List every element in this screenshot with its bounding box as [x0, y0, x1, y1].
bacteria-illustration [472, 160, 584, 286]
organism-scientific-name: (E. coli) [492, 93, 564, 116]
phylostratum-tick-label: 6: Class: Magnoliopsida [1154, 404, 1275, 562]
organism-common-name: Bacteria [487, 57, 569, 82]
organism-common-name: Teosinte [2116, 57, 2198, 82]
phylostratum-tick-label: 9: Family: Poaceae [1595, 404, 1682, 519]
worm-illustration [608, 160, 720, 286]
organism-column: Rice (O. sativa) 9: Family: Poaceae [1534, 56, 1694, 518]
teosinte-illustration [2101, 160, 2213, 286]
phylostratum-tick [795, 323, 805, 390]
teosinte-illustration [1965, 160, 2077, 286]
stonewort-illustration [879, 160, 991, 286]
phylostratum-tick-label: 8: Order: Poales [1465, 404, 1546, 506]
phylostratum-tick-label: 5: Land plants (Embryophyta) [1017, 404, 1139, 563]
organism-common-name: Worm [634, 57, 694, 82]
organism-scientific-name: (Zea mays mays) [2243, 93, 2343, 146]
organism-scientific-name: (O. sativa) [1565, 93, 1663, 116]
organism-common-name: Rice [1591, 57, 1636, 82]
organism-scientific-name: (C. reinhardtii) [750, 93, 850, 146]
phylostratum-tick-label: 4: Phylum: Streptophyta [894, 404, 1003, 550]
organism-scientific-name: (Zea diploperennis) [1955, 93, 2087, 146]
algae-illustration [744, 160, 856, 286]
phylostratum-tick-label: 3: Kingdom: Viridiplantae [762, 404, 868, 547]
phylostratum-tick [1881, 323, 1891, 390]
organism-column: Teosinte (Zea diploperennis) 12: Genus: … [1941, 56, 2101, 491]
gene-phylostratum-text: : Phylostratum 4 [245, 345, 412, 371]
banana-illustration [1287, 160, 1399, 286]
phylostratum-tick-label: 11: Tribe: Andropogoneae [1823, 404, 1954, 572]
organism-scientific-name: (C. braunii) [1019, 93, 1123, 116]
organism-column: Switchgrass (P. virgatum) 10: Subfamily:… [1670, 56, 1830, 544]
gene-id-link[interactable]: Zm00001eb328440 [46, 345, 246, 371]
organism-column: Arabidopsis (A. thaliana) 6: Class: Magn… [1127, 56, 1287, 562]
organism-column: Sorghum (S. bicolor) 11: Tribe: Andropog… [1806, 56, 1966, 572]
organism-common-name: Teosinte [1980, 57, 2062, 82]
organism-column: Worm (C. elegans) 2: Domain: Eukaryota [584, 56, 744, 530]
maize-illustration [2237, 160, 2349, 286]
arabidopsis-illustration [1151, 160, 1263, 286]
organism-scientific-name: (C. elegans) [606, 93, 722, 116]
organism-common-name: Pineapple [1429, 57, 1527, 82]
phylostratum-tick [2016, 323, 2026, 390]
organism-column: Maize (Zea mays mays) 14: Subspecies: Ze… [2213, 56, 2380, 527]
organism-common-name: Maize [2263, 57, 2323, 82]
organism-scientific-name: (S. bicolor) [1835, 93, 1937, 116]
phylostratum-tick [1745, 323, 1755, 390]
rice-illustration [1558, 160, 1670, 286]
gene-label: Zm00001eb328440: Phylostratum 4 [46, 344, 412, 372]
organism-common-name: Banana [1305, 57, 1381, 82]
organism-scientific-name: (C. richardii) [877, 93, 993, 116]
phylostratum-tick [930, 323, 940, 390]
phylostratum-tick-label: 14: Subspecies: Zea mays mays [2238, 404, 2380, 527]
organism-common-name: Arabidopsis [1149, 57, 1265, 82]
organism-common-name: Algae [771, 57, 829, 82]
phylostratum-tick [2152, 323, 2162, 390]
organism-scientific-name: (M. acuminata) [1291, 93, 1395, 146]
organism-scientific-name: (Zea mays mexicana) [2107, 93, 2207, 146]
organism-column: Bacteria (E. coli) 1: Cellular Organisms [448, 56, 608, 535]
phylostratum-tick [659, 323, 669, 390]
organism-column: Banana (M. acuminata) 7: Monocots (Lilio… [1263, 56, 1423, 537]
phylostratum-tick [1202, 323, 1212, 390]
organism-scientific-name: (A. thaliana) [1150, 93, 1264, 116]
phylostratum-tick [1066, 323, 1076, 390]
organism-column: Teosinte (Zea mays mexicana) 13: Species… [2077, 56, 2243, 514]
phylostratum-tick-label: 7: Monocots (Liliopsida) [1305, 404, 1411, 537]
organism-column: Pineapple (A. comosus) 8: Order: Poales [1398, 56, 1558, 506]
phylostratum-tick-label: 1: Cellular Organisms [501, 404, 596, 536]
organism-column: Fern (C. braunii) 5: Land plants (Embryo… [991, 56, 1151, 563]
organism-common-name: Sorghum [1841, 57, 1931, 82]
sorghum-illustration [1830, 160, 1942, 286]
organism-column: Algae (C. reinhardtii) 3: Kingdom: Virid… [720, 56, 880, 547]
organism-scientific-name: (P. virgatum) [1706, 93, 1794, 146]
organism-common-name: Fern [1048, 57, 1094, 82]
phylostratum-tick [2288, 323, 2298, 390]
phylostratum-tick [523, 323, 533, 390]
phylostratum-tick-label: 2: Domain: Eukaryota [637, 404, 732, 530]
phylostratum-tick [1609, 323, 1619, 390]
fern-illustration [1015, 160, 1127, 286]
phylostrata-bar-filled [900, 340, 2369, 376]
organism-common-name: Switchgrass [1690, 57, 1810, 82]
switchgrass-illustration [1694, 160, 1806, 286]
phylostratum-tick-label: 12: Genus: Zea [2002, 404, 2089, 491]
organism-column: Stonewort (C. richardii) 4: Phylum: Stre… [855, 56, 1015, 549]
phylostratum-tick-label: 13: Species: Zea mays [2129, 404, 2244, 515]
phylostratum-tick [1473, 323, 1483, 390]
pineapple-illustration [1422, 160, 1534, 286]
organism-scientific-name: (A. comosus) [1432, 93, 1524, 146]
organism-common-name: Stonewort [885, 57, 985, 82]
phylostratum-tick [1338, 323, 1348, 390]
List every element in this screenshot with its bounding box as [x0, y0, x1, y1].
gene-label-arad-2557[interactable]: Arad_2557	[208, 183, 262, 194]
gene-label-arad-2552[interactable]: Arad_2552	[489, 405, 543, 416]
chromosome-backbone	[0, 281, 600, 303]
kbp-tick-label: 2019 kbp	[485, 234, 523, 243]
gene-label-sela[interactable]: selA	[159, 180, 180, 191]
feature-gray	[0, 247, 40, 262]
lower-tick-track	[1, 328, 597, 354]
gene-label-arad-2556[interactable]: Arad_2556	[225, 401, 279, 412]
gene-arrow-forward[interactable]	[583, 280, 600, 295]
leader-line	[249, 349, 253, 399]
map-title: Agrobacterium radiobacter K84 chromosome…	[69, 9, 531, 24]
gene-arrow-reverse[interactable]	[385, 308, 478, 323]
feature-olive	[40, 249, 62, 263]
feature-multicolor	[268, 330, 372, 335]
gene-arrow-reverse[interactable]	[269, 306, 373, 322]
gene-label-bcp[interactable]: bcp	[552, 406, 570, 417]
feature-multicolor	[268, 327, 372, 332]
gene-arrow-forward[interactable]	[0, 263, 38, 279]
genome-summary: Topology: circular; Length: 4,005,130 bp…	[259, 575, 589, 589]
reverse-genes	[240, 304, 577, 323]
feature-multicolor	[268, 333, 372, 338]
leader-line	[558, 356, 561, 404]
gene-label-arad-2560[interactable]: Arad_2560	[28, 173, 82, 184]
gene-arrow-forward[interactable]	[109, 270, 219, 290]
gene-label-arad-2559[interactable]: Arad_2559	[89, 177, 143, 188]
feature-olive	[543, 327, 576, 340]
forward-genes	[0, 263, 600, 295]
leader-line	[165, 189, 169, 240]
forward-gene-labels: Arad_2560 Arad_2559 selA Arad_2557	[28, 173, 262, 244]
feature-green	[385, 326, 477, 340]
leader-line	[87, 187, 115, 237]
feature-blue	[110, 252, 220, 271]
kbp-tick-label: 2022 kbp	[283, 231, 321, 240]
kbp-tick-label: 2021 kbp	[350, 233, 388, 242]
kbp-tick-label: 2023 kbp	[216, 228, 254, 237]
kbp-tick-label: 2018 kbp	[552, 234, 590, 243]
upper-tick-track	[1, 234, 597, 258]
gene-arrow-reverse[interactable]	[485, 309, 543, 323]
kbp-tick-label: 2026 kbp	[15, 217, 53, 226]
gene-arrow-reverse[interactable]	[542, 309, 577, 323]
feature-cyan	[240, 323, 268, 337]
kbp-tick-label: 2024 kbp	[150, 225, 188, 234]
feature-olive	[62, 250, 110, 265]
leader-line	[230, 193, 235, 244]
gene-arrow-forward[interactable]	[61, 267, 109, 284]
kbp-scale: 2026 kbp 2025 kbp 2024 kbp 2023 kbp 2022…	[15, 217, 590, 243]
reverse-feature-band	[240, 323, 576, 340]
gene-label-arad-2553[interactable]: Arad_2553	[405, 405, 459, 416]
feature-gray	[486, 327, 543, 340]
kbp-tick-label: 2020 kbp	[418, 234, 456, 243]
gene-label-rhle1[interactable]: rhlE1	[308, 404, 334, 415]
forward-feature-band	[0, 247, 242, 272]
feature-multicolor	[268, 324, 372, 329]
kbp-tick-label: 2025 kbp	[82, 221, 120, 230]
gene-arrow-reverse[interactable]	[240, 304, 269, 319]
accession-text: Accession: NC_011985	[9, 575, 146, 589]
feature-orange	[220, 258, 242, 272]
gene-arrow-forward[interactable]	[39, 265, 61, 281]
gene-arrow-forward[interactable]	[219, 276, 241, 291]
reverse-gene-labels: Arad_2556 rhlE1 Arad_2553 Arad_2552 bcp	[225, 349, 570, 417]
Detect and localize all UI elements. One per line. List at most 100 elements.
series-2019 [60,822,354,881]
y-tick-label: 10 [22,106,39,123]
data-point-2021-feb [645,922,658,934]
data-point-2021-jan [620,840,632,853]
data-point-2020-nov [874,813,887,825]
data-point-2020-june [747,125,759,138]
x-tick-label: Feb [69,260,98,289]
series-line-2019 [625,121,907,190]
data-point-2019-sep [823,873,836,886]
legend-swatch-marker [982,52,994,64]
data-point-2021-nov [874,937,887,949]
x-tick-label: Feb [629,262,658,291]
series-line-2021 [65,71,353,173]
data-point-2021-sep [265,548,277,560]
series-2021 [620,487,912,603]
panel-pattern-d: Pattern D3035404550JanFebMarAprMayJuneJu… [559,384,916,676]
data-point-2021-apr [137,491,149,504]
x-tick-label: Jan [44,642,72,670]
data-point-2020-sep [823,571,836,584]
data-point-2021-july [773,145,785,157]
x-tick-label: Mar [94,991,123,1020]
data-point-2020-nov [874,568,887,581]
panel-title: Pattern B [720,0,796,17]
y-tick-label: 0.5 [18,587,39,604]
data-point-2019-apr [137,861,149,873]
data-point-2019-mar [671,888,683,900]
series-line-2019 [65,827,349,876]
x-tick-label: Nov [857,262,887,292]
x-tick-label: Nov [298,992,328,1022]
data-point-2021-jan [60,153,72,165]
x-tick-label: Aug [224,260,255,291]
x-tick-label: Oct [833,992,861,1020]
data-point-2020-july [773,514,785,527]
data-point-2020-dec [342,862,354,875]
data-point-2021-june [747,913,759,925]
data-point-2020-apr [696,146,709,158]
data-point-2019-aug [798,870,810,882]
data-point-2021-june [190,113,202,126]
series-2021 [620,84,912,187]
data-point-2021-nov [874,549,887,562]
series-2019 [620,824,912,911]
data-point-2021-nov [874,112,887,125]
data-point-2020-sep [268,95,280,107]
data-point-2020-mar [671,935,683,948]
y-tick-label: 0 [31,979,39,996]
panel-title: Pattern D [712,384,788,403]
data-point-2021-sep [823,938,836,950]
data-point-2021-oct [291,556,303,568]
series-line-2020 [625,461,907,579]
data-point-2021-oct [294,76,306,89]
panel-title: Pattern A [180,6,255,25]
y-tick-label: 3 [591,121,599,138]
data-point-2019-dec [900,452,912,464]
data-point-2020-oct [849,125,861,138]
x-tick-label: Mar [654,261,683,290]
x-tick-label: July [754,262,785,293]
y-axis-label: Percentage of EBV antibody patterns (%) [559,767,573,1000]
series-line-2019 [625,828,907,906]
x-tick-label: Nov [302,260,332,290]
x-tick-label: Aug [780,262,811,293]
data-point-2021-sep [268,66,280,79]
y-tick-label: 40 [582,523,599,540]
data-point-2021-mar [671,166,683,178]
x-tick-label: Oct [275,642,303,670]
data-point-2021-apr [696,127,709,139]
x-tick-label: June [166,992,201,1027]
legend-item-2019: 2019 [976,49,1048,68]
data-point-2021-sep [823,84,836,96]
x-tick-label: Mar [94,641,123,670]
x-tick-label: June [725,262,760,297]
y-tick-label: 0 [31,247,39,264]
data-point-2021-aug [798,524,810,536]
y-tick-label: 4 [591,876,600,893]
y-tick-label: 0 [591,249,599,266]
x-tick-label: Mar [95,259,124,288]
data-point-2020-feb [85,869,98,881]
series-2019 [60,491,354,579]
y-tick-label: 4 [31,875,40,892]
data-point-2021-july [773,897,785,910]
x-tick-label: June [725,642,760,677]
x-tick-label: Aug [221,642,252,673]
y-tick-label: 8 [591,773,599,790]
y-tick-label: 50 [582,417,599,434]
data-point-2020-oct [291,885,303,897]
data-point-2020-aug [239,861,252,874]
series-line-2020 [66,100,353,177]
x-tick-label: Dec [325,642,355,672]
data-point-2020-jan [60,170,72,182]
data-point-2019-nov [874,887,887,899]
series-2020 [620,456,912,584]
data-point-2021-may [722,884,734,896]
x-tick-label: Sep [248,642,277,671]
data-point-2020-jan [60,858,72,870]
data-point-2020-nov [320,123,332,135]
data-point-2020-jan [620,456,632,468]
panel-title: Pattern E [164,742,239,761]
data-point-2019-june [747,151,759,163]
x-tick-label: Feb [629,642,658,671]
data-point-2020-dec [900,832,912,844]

» **WHAT YOU NEED TO DO**
Copy the lines above that hold the word "legend".

» **ANSWER SECTION**
legend-swatch-marker [982,52,994,64]
legend-item-2019: 2019 [976,49,1048,68]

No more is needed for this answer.